= EXERCISE AIM =
Please pick out every line in the records that contains the string "Acido". Case matters.

= PROVIDED ENTRIES =
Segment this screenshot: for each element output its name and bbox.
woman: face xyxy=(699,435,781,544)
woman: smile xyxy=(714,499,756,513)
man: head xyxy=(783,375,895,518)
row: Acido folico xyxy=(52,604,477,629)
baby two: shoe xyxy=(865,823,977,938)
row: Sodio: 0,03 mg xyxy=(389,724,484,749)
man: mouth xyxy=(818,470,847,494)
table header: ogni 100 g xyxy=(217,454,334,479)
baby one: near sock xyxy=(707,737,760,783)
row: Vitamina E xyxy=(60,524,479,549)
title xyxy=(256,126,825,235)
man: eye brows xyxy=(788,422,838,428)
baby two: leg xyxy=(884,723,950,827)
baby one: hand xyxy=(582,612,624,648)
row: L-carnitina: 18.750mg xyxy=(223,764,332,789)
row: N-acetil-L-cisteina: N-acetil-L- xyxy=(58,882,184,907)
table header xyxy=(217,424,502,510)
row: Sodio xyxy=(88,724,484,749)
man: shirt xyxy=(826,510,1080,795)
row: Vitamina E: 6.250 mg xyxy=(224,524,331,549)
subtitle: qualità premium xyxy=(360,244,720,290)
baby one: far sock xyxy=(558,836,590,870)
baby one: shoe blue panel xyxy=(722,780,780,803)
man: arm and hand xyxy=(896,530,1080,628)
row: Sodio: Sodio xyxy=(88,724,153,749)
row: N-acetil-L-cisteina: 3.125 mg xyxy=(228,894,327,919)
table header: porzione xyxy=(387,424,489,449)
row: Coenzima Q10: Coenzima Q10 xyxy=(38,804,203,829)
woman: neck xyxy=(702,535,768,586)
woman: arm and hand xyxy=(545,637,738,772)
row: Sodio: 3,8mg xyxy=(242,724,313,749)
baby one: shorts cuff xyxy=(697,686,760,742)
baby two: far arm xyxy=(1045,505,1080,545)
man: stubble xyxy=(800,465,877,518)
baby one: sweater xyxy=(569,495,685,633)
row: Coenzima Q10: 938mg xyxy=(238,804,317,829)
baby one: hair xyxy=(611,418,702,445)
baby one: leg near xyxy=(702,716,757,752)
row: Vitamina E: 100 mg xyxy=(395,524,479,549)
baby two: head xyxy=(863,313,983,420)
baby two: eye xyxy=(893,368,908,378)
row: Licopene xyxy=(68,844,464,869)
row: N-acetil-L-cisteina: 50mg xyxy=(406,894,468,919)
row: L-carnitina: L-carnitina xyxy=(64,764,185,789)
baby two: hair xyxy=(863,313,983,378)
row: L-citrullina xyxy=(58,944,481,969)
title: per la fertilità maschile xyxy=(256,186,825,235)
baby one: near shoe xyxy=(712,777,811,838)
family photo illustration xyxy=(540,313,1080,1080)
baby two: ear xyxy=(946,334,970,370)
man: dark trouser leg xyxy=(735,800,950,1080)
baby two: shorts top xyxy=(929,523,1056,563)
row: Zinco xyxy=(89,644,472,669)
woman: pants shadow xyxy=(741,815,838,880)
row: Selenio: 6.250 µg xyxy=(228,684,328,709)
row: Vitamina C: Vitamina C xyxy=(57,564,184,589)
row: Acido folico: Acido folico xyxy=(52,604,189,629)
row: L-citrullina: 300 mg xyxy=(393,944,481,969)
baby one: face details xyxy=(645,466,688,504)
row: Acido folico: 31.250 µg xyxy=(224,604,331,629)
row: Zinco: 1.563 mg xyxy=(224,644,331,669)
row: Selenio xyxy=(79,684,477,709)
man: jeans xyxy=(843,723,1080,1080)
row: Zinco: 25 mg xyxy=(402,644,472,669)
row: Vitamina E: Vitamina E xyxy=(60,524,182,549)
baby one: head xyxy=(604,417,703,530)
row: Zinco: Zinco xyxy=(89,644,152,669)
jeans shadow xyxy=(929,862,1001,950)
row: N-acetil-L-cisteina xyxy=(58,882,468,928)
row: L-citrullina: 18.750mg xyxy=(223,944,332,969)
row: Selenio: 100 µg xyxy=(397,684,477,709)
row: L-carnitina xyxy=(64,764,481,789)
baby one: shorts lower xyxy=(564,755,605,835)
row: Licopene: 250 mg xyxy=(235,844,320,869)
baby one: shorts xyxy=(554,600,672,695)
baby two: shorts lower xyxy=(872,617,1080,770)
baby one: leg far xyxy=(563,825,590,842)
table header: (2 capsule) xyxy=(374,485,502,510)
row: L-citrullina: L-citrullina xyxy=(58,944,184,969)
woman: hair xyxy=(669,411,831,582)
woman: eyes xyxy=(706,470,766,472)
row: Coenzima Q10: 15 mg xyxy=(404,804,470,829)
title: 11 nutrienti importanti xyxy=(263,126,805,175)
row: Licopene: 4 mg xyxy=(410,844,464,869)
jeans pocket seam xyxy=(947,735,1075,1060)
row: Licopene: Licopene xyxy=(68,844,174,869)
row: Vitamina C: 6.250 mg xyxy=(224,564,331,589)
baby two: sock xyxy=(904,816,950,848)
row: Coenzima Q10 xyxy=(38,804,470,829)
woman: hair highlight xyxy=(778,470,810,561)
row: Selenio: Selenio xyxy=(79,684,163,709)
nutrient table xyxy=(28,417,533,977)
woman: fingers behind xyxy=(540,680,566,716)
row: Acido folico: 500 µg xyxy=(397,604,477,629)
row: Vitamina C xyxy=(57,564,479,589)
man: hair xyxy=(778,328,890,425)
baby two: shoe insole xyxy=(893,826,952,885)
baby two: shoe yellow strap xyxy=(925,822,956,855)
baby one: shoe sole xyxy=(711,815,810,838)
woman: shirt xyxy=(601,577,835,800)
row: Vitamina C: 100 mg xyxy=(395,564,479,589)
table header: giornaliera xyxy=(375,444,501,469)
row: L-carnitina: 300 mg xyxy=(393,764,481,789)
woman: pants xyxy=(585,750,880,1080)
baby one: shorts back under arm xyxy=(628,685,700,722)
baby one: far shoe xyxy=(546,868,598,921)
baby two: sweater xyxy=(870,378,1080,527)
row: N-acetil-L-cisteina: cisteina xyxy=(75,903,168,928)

= IN RESPONSE =
row: Acido folico xyxy=(52,604,477,629)
row: Acido folico: Acido folico xyxy=(52,604,189,629)
row: Acido folico: 31.250 µg xyxy=(224,604,331,629)
row: Acido folico: 500 µg xyxy=(397,604,477,629)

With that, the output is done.